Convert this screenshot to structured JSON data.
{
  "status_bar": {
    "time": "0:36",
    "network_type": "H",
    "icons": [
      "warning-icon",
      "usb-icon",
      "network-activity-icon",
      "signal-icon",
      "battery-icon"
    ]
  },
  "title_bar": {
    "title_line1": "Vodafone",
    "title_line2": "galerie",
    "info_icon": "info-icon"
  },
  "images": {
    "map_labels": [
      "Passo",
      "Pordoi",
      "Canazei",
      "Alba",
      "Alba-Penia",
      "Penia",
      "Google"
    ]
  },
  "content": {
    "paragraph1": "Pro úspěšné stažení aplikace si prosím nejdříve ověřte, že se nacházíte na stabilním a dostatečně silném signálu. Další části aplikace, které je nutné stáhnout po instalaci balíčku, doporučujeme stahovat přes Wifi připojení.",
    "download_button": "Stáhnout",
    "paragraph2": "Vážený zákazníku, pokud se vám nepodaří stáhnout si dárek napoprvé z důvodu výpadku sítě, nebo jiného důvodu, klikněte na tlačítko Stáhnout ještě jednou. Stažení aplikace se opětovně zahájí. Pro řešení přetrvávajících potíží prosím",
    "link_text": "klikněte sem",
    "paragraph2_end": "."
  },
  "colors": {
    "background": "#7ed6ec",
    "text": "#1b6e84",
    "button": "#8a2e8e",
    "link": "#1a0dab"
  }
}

--

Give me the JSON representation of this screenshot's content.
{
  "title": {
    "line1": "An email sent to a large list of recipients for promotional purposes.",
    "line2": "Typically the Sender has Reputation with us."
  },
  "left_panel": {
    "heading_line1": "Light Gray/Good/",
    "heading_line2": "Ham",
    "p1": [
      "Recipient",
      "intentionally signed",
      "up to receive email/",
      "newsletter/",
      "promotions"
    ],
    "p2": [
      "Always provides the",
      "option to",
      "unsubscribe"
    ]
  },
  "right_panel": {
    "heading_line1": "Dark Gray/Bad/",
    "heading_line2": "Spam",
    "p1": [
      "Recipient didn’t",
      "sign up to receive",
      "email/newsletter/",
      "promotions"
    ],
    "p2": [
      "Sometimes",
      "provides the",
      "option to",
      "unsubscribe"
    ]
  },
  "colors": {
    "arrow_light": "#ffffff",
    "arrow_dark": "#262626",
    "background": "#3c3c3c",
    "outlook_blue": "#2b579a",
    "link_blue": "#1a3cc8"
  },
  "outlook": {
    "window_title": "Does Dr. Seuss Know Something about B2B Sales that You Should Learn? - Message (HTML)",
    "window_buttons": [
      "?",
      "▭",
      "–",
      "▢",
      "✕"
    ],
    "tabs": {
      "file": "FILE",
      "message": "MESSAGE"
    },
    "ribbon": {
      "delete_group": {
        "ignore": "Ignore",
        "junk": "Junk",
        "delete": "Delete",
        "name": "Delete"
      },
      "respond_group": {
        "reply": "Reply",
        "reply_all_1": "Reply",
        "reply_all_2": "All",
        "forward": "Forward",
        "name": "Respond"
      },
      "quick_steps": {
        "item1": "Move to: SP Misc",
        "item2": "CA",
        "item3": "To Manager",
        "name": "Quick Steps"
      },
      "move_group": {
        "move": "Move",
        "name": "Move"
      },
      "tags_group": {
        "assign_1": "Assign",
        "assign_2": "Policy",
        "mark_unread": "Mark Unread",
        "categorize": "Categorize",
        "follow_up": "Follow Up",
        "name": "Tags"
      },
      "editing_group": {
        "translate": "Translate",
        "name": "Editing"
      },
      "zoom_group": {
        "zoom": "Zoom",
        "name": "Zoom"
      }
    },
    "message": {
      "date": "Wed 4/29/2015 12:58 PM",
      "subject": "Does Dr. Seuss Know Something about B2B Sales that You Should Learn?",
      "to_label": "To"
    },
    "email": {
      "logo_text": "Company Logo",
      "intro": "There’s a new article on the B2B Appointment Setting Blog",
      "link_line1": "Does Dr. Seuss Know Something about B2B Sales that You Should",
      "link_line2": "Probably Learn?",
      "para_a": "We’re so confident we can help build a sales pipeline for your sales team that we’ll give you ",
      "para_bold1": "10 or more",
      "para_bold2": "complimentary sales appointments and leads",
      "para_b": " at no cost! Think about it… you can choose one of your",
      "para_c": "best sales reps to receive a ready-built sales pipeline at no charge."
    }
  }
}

§ WORK TO DO
Which lines contain "screenshot"? Copy each of them.

§ FINAL RESULT
Convert this screenshot to structured JSON data.
Give me the JSON representation of this screenshot's content.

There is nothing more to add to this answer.